» Problem to solve
Please convert every line of the entries below into a Markdown table with two columns, No. for the row number and Line for the text, leaving out blank lines and any pictures.

[Extracted data entries]

-.-.-

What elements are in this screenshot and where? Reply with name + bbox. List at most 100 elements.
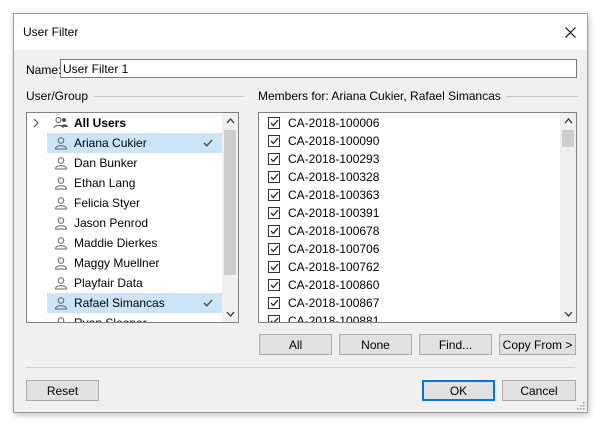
close-button[interactable] (553, 14, 587, 50)
member-row[interactable]: CA-2018-100706 (268, 240, 379, 258)
member-label: CA-2018-100293 (288, 152, 380, 166)
user-group-header: User/Group (26, 89, 244, 103)
user-name: Maddie Dierkes (74, 236, 158, 250)
member-label: CA-2018-100006 (288, 116, 380, 130)
user-name: Ethan Lang (74, 176, 136, 190)
user-name: Rafael Simancas (74, 296, 165, 310)
user-icon (57, 317, 65, 322)
member-row[interactable]: CA-2018-100860 (268, 276, 379, 294)
checkmark-icon (270, 317, 278, 322)
title-bar: User Filter (14, 14, 587, 50)
scroll-up-button[interactable] (560, 113, 576, 129)
member-checkbox[interactable] (268, 135, 280, 147)
user-row[interactable]: Maggy Muellner (47, 253, 223, 273)
member-checkbox[interactable] (268, 207, 280, 219)
member-row[interactable]: CA-2018-100678 (268, 222, 379, 240)
member-label: CA-2018-100328 (288, 170, 380, 184)
reset-button[interactable]: Reset (26, 380, 99, 401)
checkmark-icon (270, 191, 278, 199)
checkmark-icon (270, 245, 278, 253)
member-label: CA-2018-100363 (288, 188, 380, 202)
user-row[interactable]: Felicia Styer (47, 193, 223, 213)
name-input[interactable] (60, 59, 577, 78)
user-row[interactable]: Rafael Simancas (47, 293, 223, 313)
user-row[interactable]: Maddie Dierkes (47, 233, 223, 253)
scroll-thumb[interactable] (562, 130, 574, 147)
members-divider (506, 95, 578, 97)
checkmark-icon (203, 139, 213, 147)
all-button[interactable]: All (259, 334, 332, 355)
user-icon (54, 157, 68, 170)
member-checkbox[interactable] (268, 225, 280, 237)
user-icon (54, 297, 68, 310)
all-users-row[interactable]: All Users (27, 113, 223, 133)
user-row[interactable]: Dan Bunker (47, 153, 223, 173)
cancel-button[interactable]: Cancel (502, 380, 576, 401)
member-row[interactable]: CA-2018-100328 (268, 168, 379, 186)
member-row[interactable]: CA-2018-100762 (268, 258, 379, 276)
user-name: Felicia Styer (74, 196, 141, 210)
member-row[interactable]: CA-2018-100293 (268, 150, 379, 168)
member-checkbox[interactable] (268, 117, 280, 129)
chevron-up-icon (564, 118, 572, 124)
member-row[interactable]: CA-2018-100006 (268, 114, 379, 132)
user-row[interactable]: Ariana Cukier (47, 133, 223, 153)
user-name: Ariana Cukier (74, 136, 147, 150)
checkmark-icon (270, 209, 278, 217)
chevron-right-icon[interactable] (32, 118, 40, 128)
member-row[interactable]: CA-2018-100867 (268, 294, 379, 312)
user-row[interactable]: Ryan Sleeper (47, 313, 223, 322)
scroll-down-button[interactable] (222, 306, 238, 322)
member-row[interactable]: CA-2018-100363 (268, 186, 379, 204)
member-checkbox[interactable] (268, 279, 280, 291)
member-label: CA-2018-100678 (288, 224, 380, 238)
user-row[interactable]: Playfair Data (47, 273, 223, 293)
member-checkbox[interactable] (268, 297, 280, 309)
user-icon (54, 237, 68, 250)
checkmark-icon (270, 227, 278, 235)
member-label: CA-2018-100090 (288, 134, 380, 148)
find-button[interactable]: Find... (419, 334, 492, 355)
member-checkbox[interactable] (268, 189, 280, 201)
none-button[interactable]: None (339, 334, 412, 355)
member-row[interactable]: CA-2018-100881 (268, 312, 380, 323)
user-icon (54, 177, 68, 190)
all-users-label: All Users (74, 116, 127, 130)
member-row[interactable]: CA-2018-100090 (268, 132, 379, 150)
checkmark-icon (270, 119, 278, 127)
scroll-down-button[interactable] (560, 306, 576, 322)
checkmark-icon (270, 281, 278, 289)
checkmark-icon (270, 263, 278, 271)
member-checkbox[interactable] (268, 315, 280, 322)
close-icon (564, 26, 576, 38)
user-name: Jason Penrod (74, 216, 149, 230)
user-list-scrollbar[interactable] (222, 113, 238, 322)
group-icon (53, 117, 68, 129)
chevron-down-icon (564, 311, 572, 317)
chevron-down-icon (226, 311, 234, 317)
member-label: CA-2018-100391 (288, 206, 380, 220)
user-row[interactable]: Jason Penrod (47, 213, 223, 233)
member-label: CA-2018-100860 (288, 278, 380, 292)
member-label: CA-2018-100867 (288, 296, 380, 310)
member-label: CA-2018-100881 (288, 314, 380, 323)
ok-button[interactable]: OK (422, 380, 495, 401)
members-list[interactable]: CA-2018-100006 CA-2018-100090 CA-2018-1002… (258, 112, 577, 323)
user-filter-dialog: User Filter Name: User/Group All Users A… (13, 13, 588, 413)
scroll-thumb[interactable] (224, 130, 236, 275)
member-checkbox[interactable] (268, 243, 280, 255)
user-group-divider (94, 95, 244, 97)
members-scrollbar[interactable] (560, 113, 576, 322)
members-label: Members for: Ariana Cukier, Rafael Siman… (258, 89, 501, 103)
member-row[interactable]: CA-2018-100391 (268, 204, 379, 222)
footer-separator (26, 367, 575, 368)
user-row[interactable]: Ethan Lang (47, 173, 223, 193)
scroll-up-button[interactable] (222, 113, 238, 129)
user-icon (54, 217, 68, 230)
member-checkbox[interactable] (268, 153, 280, 165)
resize-grip-icon[interactable] (575, 400, 585, 410)
copy-from-button[interactable]: Copy From > (499, 334, 576, 355)
member-checkbox[interactable] (268, 261, 280, 273)
member-checkbox[interactable] (268, 171, 280, 183)
user-group-list[interactable]: All Users Ariana Cukier Dan Bunker Ethan L… (26, 112, 239, 323)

-.-.-

» Output below
| No. | Line |
|---|---|
| 1 | What elements are in this screenshot and where? Reply with name + bbox. List at most 100 elements. |
| 2 | close-button[interactable] (553, 14, 587, 50) |
| 3 | member-row[interactable]: CA-2018-100706 (268, 240, 379, 258) |
| 4 | member-label: CA-2018-100293 (288, 152, 380, 166) |
| 5 | user-group-header: User/Group (26, 89, 244, 103) |
| 6 | user-name: Maddie Dierkes (74, 236, 158, 250) |
| 7 | member-label: CA-2018-100006 (288, 116, 380, 130) |
| 8 | user-name: Ethan Lang (74, 176, 136, 190) |
| 9 | user-name: Rafael Simancas (74, 296, 165, 310) |
| 10 | user-icon (57, 317, 65, 322) |
| 11 | member-row[interactable]: CA-2018-100860 (268, 276, 379, 294) |
| 12 | checkmark-icon (270, 317, 278, 322) |
| 13 | title-bar: User Filter (14, 14, 587, 50) |
| 14 | scroll-up-button[interactable] (560, 113, 576, 129) |
| 15 | member-checkbox[interactable] (268, 135, 280, 147) |
| 16 | user-row[interactable]: Maggy Muellner (47, 253, 223, 273) |
| 17 | member-checkbox[interactable] (268, 207, 280, 219) |
| 18 | member-row[interactable]: CA-2018-100678 (268, 222, 379, 240) |
| 19 | member-label: CA-2018-100328 (288, 170, 380, 184) |
| 20 | reset-button[interactable]: Reset (26, 380, 99, 401) |
| 21 | checkmark-icon (270, 191, 278, 199) |
| 22 | checkmark-icon (270, 245, 278, 253) |
| 23 | member-label: CA-2018-100363 (288, 188, 380, 202) |
| 24 | user-row[interactable]: Felicia Styer (47, 193, 223, 213) |
| 25 | name-input[interactable] (60, 59, 577, 78) |
| 26 | user-row[interactable]: Rafael Simancas (47, 293, 223, 313) |
| 27 | user-row[interactable]: Maddie Dierkes (47, 233, 223, 253) |
| 28 | scroll-thumb[interactable] (562, 130, 574, 147) |
| 29 | members-divider (506, 95, 578, 97) |
| 30 | checkmark-icon (203, 139, 213, 147) |
| 31 | all-button[interactable]: All (259, 334, 332, 355) |
| 32 | user-icon (54, 157, 68, 170) |
| 33 | member-checkbox[interactable] (268, 225, 280, 237) |
| 34 | user-icon (54, 297, 68, 310) |
| 35 | all-users-row[interactable]: All Users (27, 113, 223, 133) |
| 36 | user-row[interactable]: Dan Bunker (47, 153, 223, 173) |
| 37 | cancel-button[interactable]: Cancel (502, 380, 576, 401) |
| 38 | member-row[interactable]: CA-2018-100328 (268, 168, 379, 186) |
| 39 | member-row[interactable]: CA-2018-100762 (268, 258, 379, 276) |
| 40 | user-name: Felicia Styer (74, 196, 141, 210) |
| 41 | member-row[interactable]: CA-2018-100293 (268, 150, 379, 168) |
| 42 | member-checkbox[interactable] (268, 117, 280, 129) |
| 43 | chevron-up-icon (564, 118, 572, 124) |
| 44 | member-row[interactable]: CA-2018-100006 (268, 114, 379, 132) |
| 45 | user-row[interactable]: Ariana Cukier (47, 133, 223, 153) |
| 46 | user-name: Ariana Cukier (74, 136, 147, 150) |
| 47 | checkmark-icon (270, 209, 278, 217) |
| 48 | chevron-right-icon[interactable] (32, 118, 40, 128) |
| 49 | member-row[interactable]: CA-2018-100867 (268, 294, 379, 312) |
| 50 | user-row[interactable]: Ryan Sleeper (47, 313, 223, 322) |
| 51 | scroll-down-button[interactable] (222, 306, 238, 322) |
| 52 | member-row[interactable]: CA-2018-100363 (268, 186, 379, 204) |
| 53 | member-checkbox[interactable] (268, 279, 280, 291) |
| 54 | member-label: CA-2018-100678 (288, 224, 380, 238) |
| 55 | user-row[interactable]: Playfair Data (47, 273, 223, 293) |
| 56 | member-checkbox[interactable] (268, 297, 280, 309) |
| 57 | user-icon (54, 237, 68, 250) |
| 58 | checkmark-icon (270, 227, 278, 235) |
| 59 | member-label: CA-2018-100090 (288, 134, 380, 148) |
| 60 | find-button[interactable]: Find... (419, 334, 492, 355) |
| 61 | member-checkbox[interactable] (268, 189, 280, 201) |
| 62 | none-button[interactable]: None (339, 334, 412, 355) |
| 63 | member-row[interactable]: CA-2018-100881 (268, 312, 380, 323) |
| 64 | user-icon (54, 177, 68, 190) |
| 65 | all-users-label: All Users (74, 116, 127, 130) |
| 66 | member-row[interactable]: CA-2018-100090 (268, 132, 379, 150) |
| 67 | checkmark-icon (270, 119, 278, 127) |
| 68 | scroll-down-button[interactable] (560, 306, 576, 322) |
| 69 | checkmark-icon (270, 281, 278, 289) |
| 70 | checkmark-icon (270, 263, 278, 271) |
| 71 | member-checkbox[interactable] (268, 315, 280, 322) |
| 72 | close-icon (564, 26, 576, 38) |
| 73 | user-name: Jason Penrod (74, 216, 149, 230) |
| 74 | user-list-scrollbar[interactable] (222, 113, 238, 322) |
| 75 | group-icon (53, 117, 68, 129) |
| 76 | chevron-down-icon (564, 311, 572, 317) |
| 77 | chevron-down-icon (226, 311, 234, 317) |
| 78 | member-label: CA-2018-100391 (288, 206, 380, 220) |
| 79 | user-row[interactable]: Jason Penrod (47, 213, 223, 233) |
| 80 | member-label: CA-2018-100860 (288, 278, 380, 292) |
| 81 | member-label: CA-2018-100867 (288, 296, 380, 310) |
| 82 | member-label: CA-2018-100881 (288, 314, 380, 323) |
| 83 | ok-button[interactable]: OK (422, 380, 495, 401) |
| 84 | members-list[interactable]: CA-2018-100006 CA-2018-100090 CA-2018-1002… (258, 112, 577, 323) |
| 85 | user-filter-dialog: User Filter Name: User/Group All Users A… (13, 13, 588, 413) |
| 86 | scroll-thumb[interactable] (224, 130, 236, 275) |
| 87 | member-checkbox[interactable] (268, 243, 280, 255) |
| 88 | user-group-divider (94, 95, 244, 97) |
| 89 | members-scrollbar[interactable] (560, 113, 576, 322) |
| 90 | members-label: Members for: Ariana Cukier, Rafael Siman… (258, 89, 501, 103) |
| 91 | member-row[interactable]: CA-2018-100391 (268, 204, 379, 222) |
| 92 | footer-separator (26, 367, 575, 368) |
| 93 | user-row[interactable]: Ethan Lang (47, 173, 223, 193) |
| 94 | scroll-up-button[interactable] (222, 113, 238, 129) |
| 95 | user-icon (54, 217, 68, 230) |
| 96 | member-checkbox[interactable] (268, 153, 280, 165) |
| 97 | resize-grip-icon[interactable] (575, 400, 585, 410) |
| 98 | copy-from-button[interactable]: Copy From > (499, 334, 576, 355) |
| 99 | member-checkbox[interactable] (268, 261, 280, 273) |
| 100 | member-checkbox[interactable] (268, 171, 280, 183) |
| 101 | user-group-list[interactable]: All Users Ariana Cukier Dan Bunker Ethan L… (26, 112, 239, 323) |